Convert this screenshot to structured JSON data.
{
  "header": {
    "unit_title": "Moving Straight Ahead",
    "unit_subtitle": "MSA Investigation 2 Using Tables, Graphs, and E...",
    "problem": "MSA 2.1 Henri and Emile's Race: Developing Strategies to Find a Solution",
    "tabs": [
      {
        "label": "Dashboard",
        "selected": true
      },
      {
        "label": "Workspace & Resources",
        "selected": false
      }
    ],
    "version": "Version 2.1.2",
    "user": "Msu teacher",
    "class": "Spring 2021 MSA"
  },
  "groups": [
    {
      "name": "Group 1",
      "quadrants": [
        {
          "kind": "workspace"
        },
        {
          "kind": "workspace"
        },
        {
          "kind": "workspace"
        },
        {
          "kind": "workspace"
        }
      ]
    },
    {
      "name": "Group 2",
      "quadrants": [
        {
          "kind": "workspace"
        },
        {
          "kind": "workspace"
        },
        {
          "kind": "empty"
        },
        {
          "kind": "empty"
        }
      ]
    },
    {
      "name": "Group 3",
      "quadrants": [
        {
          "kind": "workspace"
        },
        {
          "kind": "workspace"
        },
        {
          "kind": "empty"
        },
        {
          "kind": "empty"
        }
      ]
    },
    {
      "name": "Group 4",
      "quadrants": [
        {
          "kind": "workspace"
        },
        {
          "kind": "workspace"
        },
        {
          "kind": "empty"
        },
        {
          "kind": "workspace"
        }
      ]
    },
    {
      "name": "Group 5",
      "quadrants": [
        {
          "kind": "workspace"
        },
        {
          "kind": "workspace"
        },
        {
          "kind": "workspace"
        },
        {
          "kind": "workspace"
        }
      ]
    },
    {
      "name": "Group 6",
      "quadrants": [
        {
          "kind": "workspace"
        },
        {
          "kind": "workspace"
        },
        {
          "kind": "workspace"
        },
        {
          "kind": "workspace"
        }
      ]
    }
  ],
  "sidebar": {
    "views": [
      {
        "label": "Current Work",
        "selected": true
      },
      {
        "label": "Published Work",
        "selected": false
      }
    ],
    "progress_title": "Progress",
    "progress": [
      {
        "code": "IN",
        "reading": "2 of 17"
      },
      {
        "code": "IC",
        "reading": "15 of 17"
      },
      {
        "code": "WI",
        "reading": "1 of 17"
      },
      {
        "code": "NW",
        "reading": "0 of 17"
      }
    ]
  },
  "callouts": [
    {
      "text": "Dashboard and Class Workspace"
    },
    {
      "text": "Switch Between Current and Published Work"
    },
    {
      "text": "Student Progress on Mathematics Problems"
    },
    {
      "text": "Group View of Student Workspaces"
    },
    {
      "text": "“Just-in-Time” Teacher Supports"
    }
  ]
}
──────────────────────────────
§ Exercise details
Look for lines containing the string "text" and copy them all.

§ Answer in full
      "text": "Dashboard and Class Workspace"
      "text": "Switch Between Current and Published Work"
      "text": "Student Progress on Mathematics Problems"
      "text": "Group View of Student Workspaces"
      "text": "“Just-in-Time” Teacher Supports"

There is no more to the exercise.